Copy out the listing in full, exactly as written, but not its pictures.

▸ **Given records**
'''
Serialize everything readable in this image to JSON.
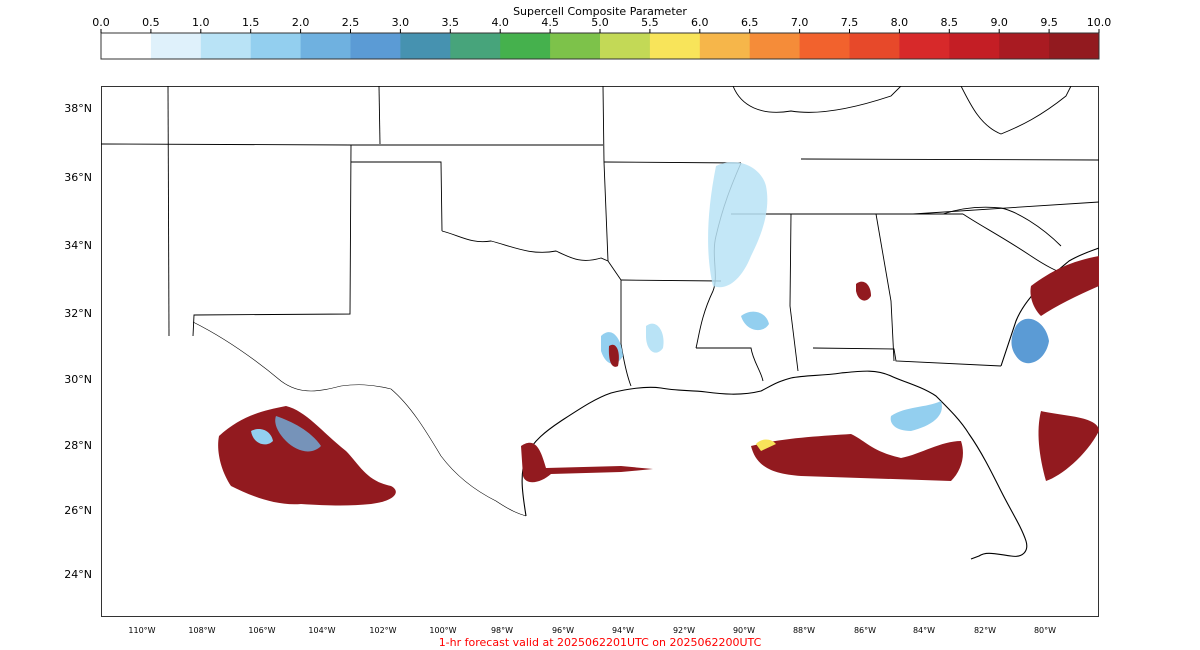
{
  "colorbar": {
    "title": "Supercell Composite Parameter",
    "ticks": [
      "0.0",
      "0.5",
      "1.0",
      "1.5",
      "2.0",
      "2.5",
      "3.0",
      "3.5",
      "4.0",
      "4.5",
      "5.0",
      "5.5",
      "6.0",
      "6.5",
      "7.0",
      "7.5",
      "8.0",
      "8.5",
      "9.0",
      "9.5",
      "10.0"
    ],
    "colors": [
      "#ffffff",
      "#dff1fb",
      "#b9e3f6",
      "#93cfef",
      "#6fb1e0",
      "#5b9bd5",
      "#4692b0",
      "#47a47b",
      "#45b14d",
      "#7dc24a",
      "#c3d956",
      "#f8e45a",
      "#f6b64a",
      "#f58c39",
      "#f2622d",
      "#e7492a",
      "#d7292a",
      "#c41e25",
      "#a91b22",
      "#921a1f"
    ]
  },
  "map": {
    "lat_labels": [
      "38°N",
      "36°N",
      "34°N",
      "32°N",
      "30°N",
      "28°N",
      "26°N",
      "24°N"
    ],
    "lon_labels": [
      "110°W",
      "108°W",
      "106°W",
      "104°W",
      "102°W",
      "100°W",
      "98°W",
      "96°W",
      "94°W",
      "92°W",
      "90°W",
      "88°W",
      "86°W",
      "84°W",
      "82°W",
      "80°W"
    ]
  },
  "footer": "1-hr forecast valid at 2025062201UTC on 2025062200UTC"
}
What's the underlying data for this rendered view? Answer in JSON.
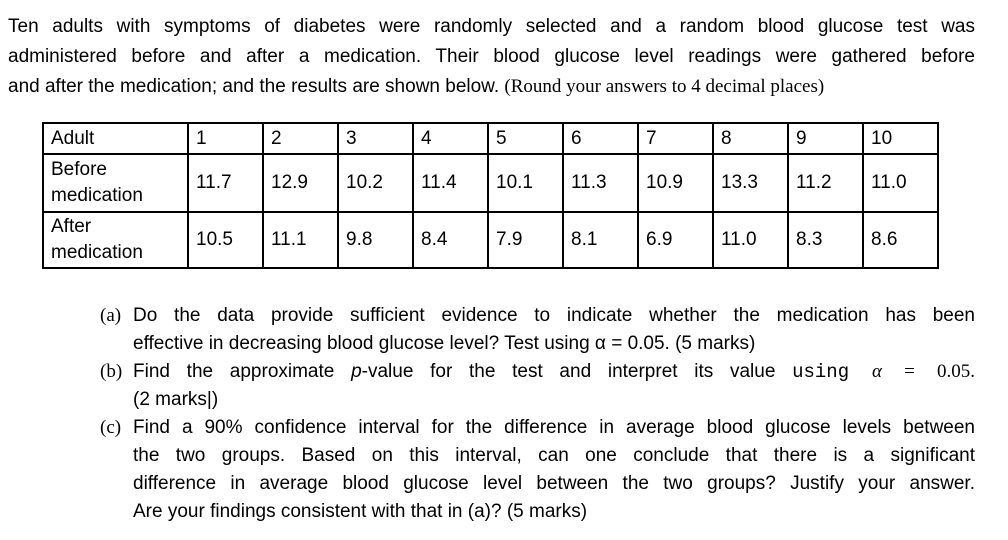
'''
▸ **Answer in full**
Serialize everything readable in this image to JSON.
{
  "colorbar": {
    "title": "Supercell Composite Parameter",
    "ticks": [
      "0.0",
      "0.5",
      "1.0",
      "1.5",
      "2.0",
      "2.5",
      "3.0",
      "3.5",
      "4.0",
      "4.5",
      "5.0",
      "5.5",
      "6.0",
      "6.5",
      "7.0",
      "7.5",
      "8.0",
      "8.5",
      "9.0",
      "9.5",
      "10.0"
    ],
    "colors": [
      "#ffffff",
      "#dff1fb",
      "#b9e3f6",
      "#93cfef",
      "#6fb1e0",
      "#5b9bd5",
      "#4692b0",
      "#47a47b",
      "#45b14d",
      "#7dc24a",
      "#c3d956",
      "#f8e45a",
      "#f6b64a",
      "#f58c39",
      "#f2622d",
      "#e7492a",
      "#d7292a",
      "#c41e25",
      "#a91b22",
      "#921a1f"
    ]
  },
  "map": {
    "lat_labels": [
      "38°N",
      "36°N",
      "34°N",
      "32°N",
      "30°N",
      "28°N",
      "26°N",
      "24°N"
    ],
    "lon_labels": [
      "110°W",
      "108°W",
      "106°W",
      "104°W",
      "102°W",
      "100°W",
      "98°W",
      "96°W",
      "94°W",
      "92°W",
      "90°W",
      "88°W",
      "86°W",
      "84°W",
      "82°W",
      "80°W"
    ]
  },
  "footer": "1-hr forecast valid at 2025062201UTC on 2025062200UTC"
}
What's the underlying data for this rendered view? Answer in JSON.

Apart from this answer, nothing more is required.